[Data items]

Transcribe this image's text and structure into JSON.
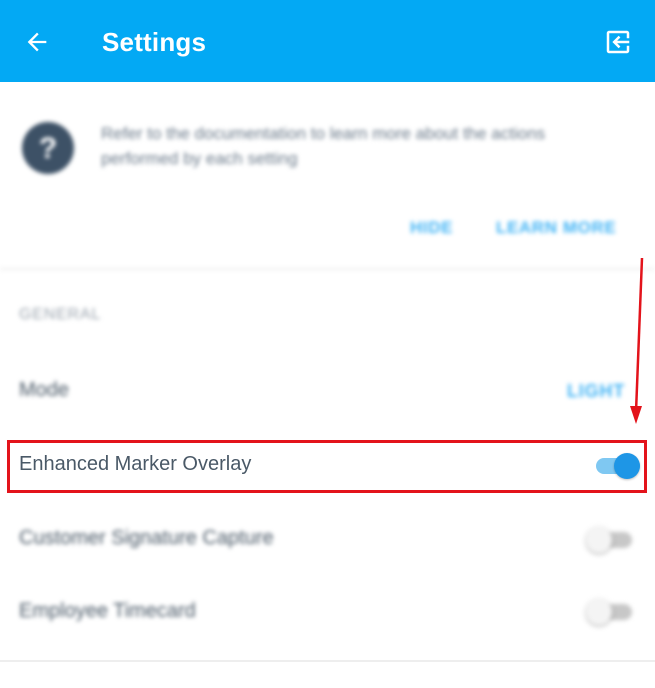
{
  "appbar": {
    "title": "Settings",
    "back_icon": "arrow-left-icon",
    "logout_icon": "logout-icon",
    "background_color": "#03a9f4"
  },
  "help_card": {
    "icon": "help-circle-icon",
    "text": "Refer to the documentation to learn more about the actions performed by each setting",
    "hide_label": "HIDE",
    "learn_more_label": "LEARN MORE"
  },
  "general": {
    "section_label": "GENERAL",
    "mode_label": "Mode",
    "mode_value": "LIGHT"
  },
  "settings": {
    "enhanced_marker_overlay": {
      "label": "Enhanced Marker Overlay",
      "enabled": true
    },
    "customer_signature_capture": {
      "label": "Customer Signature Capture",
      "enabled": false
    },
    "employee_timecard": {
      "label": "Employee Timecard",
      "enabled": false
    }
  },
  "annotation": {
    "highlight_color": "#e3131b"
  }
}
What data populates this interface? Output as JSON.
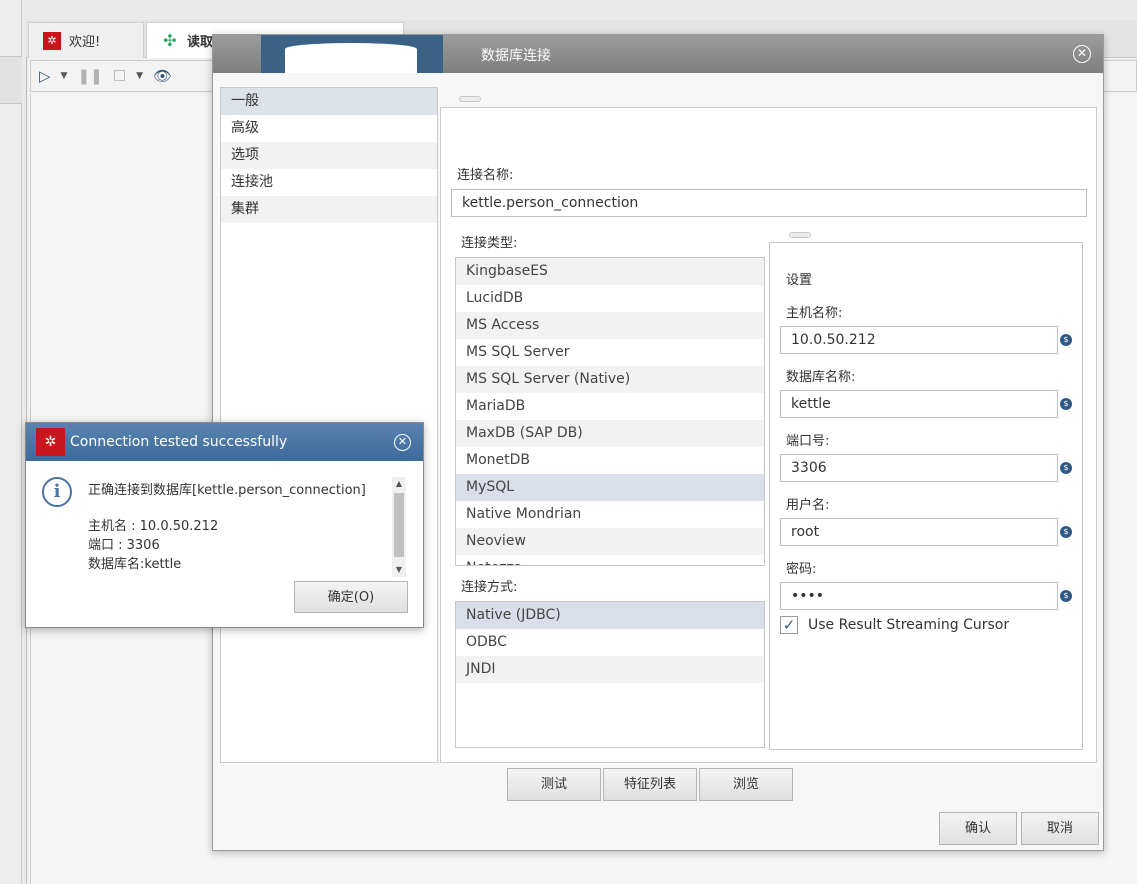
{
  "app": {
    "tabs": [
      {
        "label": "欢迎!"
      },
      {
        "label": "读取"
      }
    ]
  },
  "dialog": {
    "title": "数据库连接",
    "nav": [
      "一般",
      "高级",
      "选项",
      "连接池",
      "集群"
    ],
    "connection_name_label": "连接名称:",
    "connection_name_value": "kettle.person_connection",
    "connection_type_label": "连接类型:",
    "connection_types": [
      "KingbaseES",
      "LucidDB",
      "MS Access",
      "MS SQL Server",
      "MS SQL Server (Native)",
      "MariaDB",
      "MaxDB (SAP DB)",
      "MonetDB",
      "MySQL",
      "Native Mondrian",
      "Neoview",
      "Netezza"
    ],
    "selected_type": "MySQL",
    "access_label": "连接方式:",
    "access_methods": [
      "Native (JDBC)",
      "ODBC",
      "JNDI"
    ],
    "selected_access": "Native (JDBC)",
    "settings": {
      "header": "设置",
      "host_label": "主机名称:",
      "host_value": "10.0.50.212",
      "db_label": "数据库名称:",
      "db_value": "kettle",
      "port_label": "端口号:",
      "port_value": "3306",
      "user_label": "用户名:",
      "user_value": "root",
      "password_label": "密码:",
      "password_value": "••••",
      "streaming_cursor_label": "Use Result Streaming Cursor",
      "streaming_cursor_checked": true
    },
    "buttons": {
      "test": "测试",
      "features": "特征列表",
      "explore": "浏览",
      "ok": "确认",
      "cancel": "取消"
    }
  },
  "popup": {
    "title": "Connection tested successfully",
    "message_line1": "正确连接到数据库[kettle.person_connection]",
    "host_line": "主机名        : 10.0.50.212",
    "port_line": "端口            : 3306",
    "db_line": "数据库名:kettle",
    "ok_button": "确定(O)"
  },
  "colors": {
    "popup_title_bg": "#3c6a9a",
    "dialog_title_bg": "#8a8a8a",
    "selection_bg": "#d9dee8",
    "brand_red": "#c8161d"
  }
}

### Brief
Exclude the pictures, and transcribe all of the material exactly.

### Answer for this exercise
Transcribe this image's text and structure into JSON.
{
  "appbar": {
    "title": "Settings",
    "back_icon": "arrow-left-icon",
    "logout_icon": "logout-icon",
    "background_color": "#03a9f4"
  },
  "help_card": {
    "icon": "help-circle-icon",
    "text": "Refer to the documentation to learn more about the actions performed by each setting",
    "hide_label": "HIDE",
    "learn_more_label": "LEARN MORE"
  },
  "general": {
    "section_label": "GENERAL",
    "mode_label": "Mode",
    "mode_value": "LIGHT"
  },
  "settings": {
    "enhanced_marker_overlay": {
      "label": "Enhanced Marker Overlay",
      "enabled": true
    },
    "customer_signature_capture": {
      "label": "Customer Signature Capture",
      "enabled": false
    },
    "employee_timecard": {
      "label": "Employee Timecard",
      "enabled": false
    }
  },
  "annotation": {
    "highlight_color": "#e3131b"
  }
}
What data populates this interface? Output as JSON.
{
  "app": {
    "tabs": [
      {
        "label": "欢迎!"
      },
      {
        "label": "读取"
      }
    ]
  },
  "dialog": {
    "title": "数据库连接",
    "nav": [
      "一般",
      "高级",
      "选项",
      "连接池",
      "集群"
    ],
    "connection_name_label": "连接名称:",
    "connection_name_value": "kettle.person_connection",
    "connection_type_label": "连接类型:",
    "connection_types": [
      "KingbaseES",
      "LucidDB",
      "MS Access",
      "MS SQL Server",
      "MS SQL Server (Native)",
      "MariaDB",
      "MaxDB (SAP DB)",
      "MonetDB",
      "MySQL",
      "Native Mondrian",
      "Neoview",
      "Netezza"
    ],
    "selected_type": "MySQL",
    "access_label": "连接方式:",
    "access_methods": [
      "Native (JDBC)",
      "ODBC",
      "JNDI"
    ],
    "selected_access": "Native (JDBC)",
    "settings": {
      "header": "设置",
      "host_label": "主机名称:",
      "host_value": "10.0.50.212",
      "db_label": "数据库名称:",
      "db_value": "kettle",
      "port_label": "端口号:",
      "port_value": "3306",
      "user_label": "用户名:",
      "user_value": "root",
      "password_label": "密码:",
      "password_value": "••••",
      "streaming_cursor_label": "Use Result Streaming Cursor",
      "streaming_cursor_checked": true
    },
    "buttons": {
      "test": "测试",
      "features": "特征列表",
      "explore": "浏览",
      "ok": "确认",
      "cancel": "取消"
    }
  },
  "popup": {
    "title": "Connection tested successfully",
    "message_line1": "正确连接到数据库[kettle.person_connection]",
    "host_line": "主机名        : 10.0.50.212",
    "port_line": "端口            : 3306",
    "db_line": "数据库名:kettle",
    "ok_button": "确定(O)"
  },
  "colors": {
    "popup_title_bg": "#3c6a9a",
    "dialog_title_bg": "#8a8a8a",
    "selection_bg": "#d9dee8",
    "brand_red": "#c8161d"
  }
}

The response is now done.